EXERCISE DIRECTIONS: In this exercise, return the whole listing exactly, excluding any images.
--- START OF PROVIDED RECORDS ---
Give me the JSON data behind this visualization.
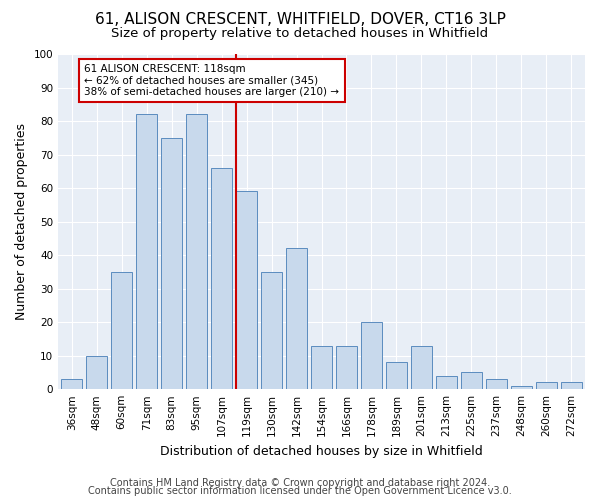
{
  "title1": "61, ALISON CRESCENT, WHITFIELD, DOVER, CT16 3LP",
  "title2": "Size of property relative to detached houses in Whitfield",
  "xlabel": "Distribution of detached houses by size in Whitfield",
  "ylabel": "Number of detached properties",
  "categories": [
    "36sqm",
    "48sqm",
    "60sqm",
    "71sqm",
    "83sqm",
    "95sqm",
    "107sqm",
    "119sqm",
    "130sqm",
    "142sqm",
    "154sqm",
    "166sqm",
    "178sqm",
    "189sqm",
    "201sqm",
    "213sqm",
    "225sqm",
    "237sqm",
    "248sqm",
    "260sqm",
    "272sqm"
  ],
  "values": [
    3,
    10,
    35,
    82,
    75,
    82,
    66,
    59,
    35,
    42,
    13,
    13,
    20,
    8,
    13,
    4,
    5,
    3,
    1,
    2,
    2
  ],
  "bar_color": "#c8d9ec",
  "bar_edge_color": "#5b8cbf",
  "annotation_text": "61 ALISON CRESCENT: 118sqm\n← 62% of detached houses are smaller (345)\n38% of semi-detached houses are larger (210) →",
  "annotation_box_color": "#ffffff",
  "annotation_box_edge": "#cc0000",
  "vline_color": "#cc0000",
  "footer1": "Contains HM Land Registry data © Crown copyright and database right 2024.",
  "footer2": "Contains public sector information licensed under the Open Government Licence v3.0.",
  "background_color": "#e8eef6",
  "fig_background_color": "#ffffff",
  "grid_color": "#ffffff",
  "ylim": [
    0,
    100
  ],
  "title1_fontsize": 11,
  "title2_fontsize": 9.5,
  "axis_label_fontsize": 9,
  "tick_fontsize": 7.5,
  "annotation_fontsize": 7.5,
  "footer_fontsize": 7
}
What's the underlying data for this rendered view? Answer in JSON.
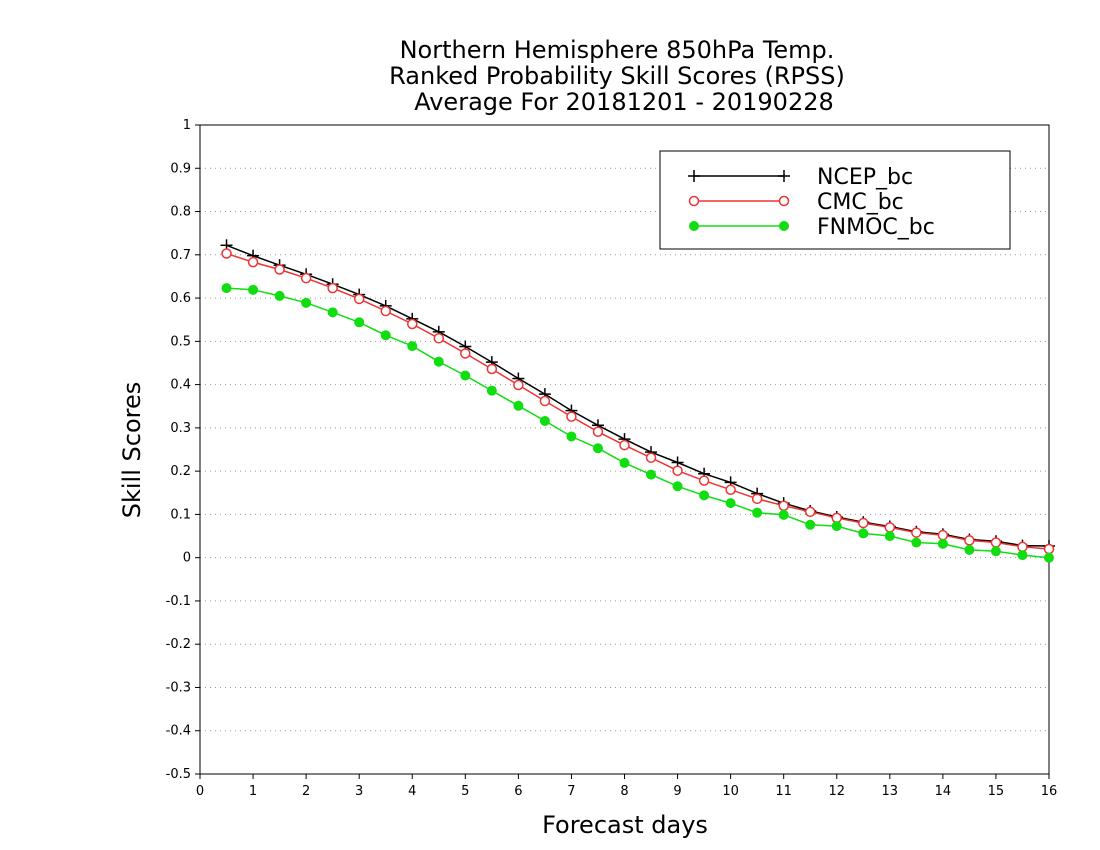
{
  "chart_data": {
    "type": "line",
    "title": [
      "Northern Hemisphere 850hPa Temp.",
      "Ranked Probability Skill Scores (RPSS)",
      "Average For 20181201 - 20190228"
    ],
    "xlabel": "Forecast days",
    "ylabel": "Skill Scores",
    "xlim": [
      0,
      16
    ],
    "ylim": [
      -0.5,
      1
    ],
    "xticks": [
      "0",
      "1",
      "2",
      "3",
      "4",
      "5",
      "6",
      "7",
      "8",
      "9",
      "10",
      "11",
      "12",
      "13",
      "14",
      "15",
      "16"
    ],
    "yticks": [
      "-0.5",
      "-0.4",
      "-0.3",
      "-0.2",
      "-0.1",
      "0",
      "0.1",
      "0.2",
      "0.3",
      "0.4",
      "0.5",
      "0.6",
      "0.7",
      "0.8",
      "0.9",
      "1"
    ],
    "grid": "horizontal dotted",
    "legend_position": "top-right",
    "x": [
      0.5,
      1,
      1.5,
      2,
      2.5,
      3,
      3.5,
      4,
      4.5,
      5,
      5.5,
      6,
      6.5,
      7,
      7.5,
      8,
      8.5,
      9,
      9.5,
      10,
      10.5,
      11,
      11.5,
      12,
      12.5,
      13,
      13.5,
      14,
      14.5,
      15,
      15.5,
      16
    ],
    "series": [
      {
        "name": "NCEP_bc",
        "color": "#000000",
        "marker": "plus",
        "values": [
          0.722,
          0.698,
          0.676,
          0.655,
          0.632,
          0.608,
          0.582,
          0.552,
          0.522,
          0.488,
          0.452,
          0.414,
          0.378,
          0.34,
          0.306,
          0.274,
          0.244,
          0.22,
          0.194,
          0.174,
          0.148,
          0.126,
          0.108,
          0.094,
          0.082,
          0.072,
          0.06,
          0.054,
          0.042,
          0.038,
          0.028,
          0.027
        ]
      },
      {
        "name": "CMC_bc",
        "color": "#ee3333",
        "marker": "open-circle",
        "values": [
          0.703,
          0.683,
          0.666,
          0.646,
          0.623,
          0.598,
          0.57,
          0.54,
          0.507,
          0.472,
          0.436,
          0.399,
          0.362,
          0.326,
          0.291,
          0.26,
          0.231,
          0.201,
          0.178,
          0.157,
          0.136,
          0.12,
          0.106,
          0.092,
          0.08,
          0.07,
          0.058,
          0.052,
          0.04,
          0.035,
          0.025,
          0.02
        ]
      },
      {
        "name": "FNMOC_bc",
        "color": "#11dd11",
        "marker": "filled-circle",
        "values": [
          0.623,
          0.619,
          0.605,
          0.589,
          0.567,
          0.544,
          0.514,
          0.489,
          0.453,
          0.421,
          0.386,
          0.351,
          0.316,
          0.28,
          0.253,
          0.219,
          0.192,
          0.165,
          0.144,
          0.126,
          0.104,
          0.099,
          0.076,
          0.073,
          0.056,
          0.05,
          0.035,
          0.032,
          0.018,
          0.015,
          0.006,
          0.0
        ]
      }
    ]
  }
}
--- END OF PROVIDED RECORDS ---
SOLUTION FOR THIS TASK:
Give me the JSON data behind this visualization.
{
  "title1": "61, ALISON CRESCENT, WHITFIELD, DOVER, CT16 3LP",
  "title2": "Size of property relative to detached houses in Whitfield",
  "xlabel": "Distribution of detached houses by size in Whitfield",
  "ylabel": "Number of detached properties",
  "categories": [
    "36sqm",
    "48sqm",
    "60sqm",
    "71sqm",
    "83sqm",
    "95sqm",
    "107sqm",
    "119sqm",
    "130sqm",
    "142sqm",
    "154sqm",
    "166sqm",
    "178sqm",
    "189sqm",
    "201sqm",
    "213sqm",
    "225sqm",
    "237sqm",
    "248sqm",
    "260sqm",
    "272sqm"
  ],
  "values": [
    3,
    10,
    35,
    82,
    75,
    82,
    66,
    59,
    35,
    42,
    13,
    13,
    20,
    8,
    13,
    4,
    5,
    3,
    1,
    2,
    2
  ],
  "bar_color": "#c8d9ec",
  "bar_edge_color": "#5b8cbf",
  "annotation_text": "61 ALISON CRESCENT: 118sqm\n← 62% of detached houses are smaller (345)\n38% of semi-detached houses are larger (210) →",
  "annotation_box_color": "#ffffff",
  "annotation_box_edge": "#cc0000",
  "vline_color": "#cc0000",
  "footer1": "Contains HM Land Registry data © Crown copyright and database right 2024.",
  "footer2": "Contains public sector information licensed under the Open Government Licence v3.0.",
  "background_color": "#e8eef6",
  "fig_background_color": "#ffffff",
  "grid_color": "#ffffff",
  "ylim": [
    0,
    100
  ],
  "title1_fontsize": 11,
  "title2_fontsize": 9.5,
  "axis_label_fontsize": 9,
  "tick_fontsize": 7.5,
  "annotation_fontsize": 7.5,
  "footer_fontsize": 7
}
What's the underlying data for this rendered view? Answer in JSON.
{
  "chart_data": {
    "type": "line",
    "title": [
      "Northern Hemisphere 850hPa Temp.",
      "Ranked Probability Skill Scores (RPSS)",
      "Average For 20181201 - 20190228"
    ],
    "xlabel": "Forecast days",
    "ylabel": "Skill Scores",
    "xlim": [
      0,
      16
    ],
    "ylim": [
      -0.5,
      1
    ],
    "xticks": [
      "0",
      "1",
      "2",
      "3",
      "4",
      "5",
      "6",
      "7",
      "8",
      "9",
      "10",
      "11",
      "12",
      "13",
      "14",
      "15",
      "16"
    ],
    "yticks": [
      "-0.5",
      "-0.4",
      "-0.3",
      "-0.2",
      "-0.1",
      "0",
      "0.1",
      "0.2",
      "0.3",
      "0.4",
      "0.5",
      "0.6",
      "0.7",
      "0.8",
      "0.9",
      "1"
    ],
    "grid": "horizontal dotted",
    "legend_position": "top-right",
    "x": [
      0.5,
      1,
      1.5,
      2,
      2.5,
      3,
      3.5,
      4,
      4.5,
      5,
      5.5,
      6,
      6.5,
      7,
      7.5,
      8,
      8.5,
      9,
      9.5,
      10,
      10.5,
      11,
      11.5,
      12,
      12.5,
      13,
      13.5,
      14,
      14.5,
      15,
      15.5,
      16
    ],
    "series": [
      {
        "name": "NCEP_bc",
        "color": "#000000",
        "marker": "plus",
        "values": [
          0.722,
          0.698,
          0.676,
          0.655,
          0.632,
          0.608,
          0.582,
          0.552,
          0.522,
          0.488,
          0.452,
          0.414,
          0.378,
          0.34,
          0.306,
          0.274,
          0.244,
          0.22,
          0.194,
          0.174,
          0.148,
          0.126,
          0.108,
          0.094,
          0.082,
          0.072,
          0.06,
          0.054,
          0.042,
          0.038,
          0.028,
          0.027
        ]
      },
      {
        "name": "CMC_bc",
        "color": "#ee3333",
        "marker": "open-circle",
        "values": [
          0.703,
          0.683,
          0.666,
          0.646,
          0.623,
          0.598,
          0.57,
          0.54,
          0.507,
          0.472,
          0.436,
          0.399,
          0.362,
          0.326,
          0.291,
          0.26,
          0.231,
          0.201,
          0.178,
          0.157,
          0.136,
          0.12,
          0.106,
          0.092,
          0.08,
          0.07,
          0.058,
          0.052,
          0.04,
          0.035,
          0.025,
          0.02
        ]
      },
      {
        "name": "FNMOC_bc",
        "color": "#11dd11",
        "marker": "filled-circle",
        "values": [
          0.623,
          0.619,
          0.605,
          0.589,
          0.567,
          0.544,
          0.514,
          0.489,
          0.453,
          0.421,
          0.386,
          0.351,
          0.316,
          0.28,
          0.253,
          0.219,
          0.192,
          0.165,
          0.144,
          0.126,
          0.104,
          0.099,
          0.076,
          0.073,
          0.056,
          0.05,
          0.035,
          0.032,
          0.018,
          0.015,
          0.006,
          0.0
        ]
      }
    ]
  }
}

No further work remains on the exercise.